▶ [Task details] In the post about converting between Python and R data frames, rewrite the bullet beginning "Because polars DataFrames don't have row names" as a short list that keeps its main facts.

For what it's worth, here are the functions I've written for my lab members to convert between Python and R data frames.

  • I don't support Enums yet because pl.col(pl.Enum) doesn't work yet and I haven't bothered coming up with a workaround because they're fixing it.
  • I run signal.signal(signal.SIGINT, signal.default_int_handler) after from rpy2.robjects import r because the import messes up the Ctrl + C behavior - it triggers a full traceback. Would be great if you could fix this :)
>>> # before, pressing Ctrl + C
KeyboardInterrupt
>>> from rpy2.robjects import r
>>> # after, pressing Ctrl + C
Traceback (most recent call last):
  File "/home/wainberg/miniforge3/lib/python3.12/site-packages/rpy2/rinterface.py", line 94, in _sigint_handler
    raise KeyboardInterrupt()
KeyboardInterrupt
  • Because polars DataFrames don't have row names but R data.frames do, I give the user the option to specify the row names (when converting polars -> R) or whether to add the row names as the first column of the DataFrame (when converting R -> polars). Converting string columns is like 100-1000x more expensive (I forget the exact amount) than converting numeric columns, so converting the rownames is off by default.
  • If some things look unintuitive or roundabout, it's probably because I benchmarked them and they're more efficient than the more straightforward way.

(Source data)
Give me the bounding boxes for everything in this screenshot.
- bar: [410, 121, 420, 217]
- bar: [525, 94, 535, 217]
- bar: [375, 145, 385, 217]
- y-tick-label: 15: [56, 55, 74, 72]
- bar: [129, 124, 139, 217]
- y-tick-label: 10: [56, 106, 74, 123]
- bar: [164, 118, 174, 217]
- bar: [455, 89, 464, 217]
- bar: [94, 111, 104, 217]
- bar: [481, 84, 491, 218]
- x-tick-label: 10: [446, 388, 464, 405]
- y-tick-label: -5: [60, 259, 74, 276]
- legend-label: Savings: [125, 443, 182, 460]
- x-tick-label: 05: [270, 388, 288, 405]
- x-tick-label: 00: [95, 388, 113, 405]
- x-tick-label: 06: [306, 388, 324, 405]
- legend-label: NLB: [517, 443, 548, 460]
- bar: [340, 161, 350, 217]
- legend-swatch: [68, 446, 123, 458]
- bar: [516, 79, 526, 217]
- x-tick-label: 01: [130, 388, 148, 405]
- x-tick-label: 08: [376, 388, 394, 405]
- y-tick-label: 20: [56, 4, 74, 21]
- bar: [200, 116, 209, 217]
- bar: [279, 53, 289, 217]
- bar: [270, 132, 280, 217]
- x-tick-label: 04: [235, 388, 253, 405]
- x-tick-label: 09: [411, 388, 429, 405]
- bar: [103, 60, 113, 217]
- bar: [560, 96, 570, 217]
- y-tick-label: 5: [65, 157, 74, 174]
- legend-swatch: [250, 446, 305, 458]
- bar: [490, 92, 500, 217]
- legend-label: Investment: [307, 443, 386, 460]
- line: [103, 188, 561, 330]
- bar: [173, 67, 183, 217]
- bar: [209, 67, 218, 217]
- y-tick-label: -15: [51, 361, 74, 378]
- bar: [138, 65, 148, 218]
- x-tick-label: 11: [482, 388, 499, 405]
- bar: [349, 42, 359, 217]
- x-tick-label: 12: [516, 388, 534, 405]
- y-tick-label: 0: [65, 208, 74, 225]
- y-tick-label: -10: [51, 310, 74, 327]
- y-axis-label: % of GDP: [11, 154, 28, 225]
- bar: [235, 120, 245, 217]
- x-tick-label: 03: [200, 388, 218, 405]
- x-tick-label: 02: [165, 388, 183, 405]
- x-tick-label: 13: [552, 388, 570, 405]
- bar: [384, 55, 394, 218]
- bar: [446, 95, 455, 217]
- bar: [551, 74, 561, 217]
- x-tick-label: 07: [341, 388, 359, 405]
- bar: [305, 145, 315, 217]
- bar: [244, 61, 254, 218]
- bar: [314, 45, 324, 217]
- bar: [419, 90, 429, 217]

▶ [Task result]
- Polars DataFrames lack row names, but R data.frames have them.
- When converting polars to R, the user can specify the row names.
- When converting R to polars, the user can choose to add the row names as the first column.
- Converting string columns costs roughly 100–1000 times more than converting numeric columns, so row-name conversion is off by default.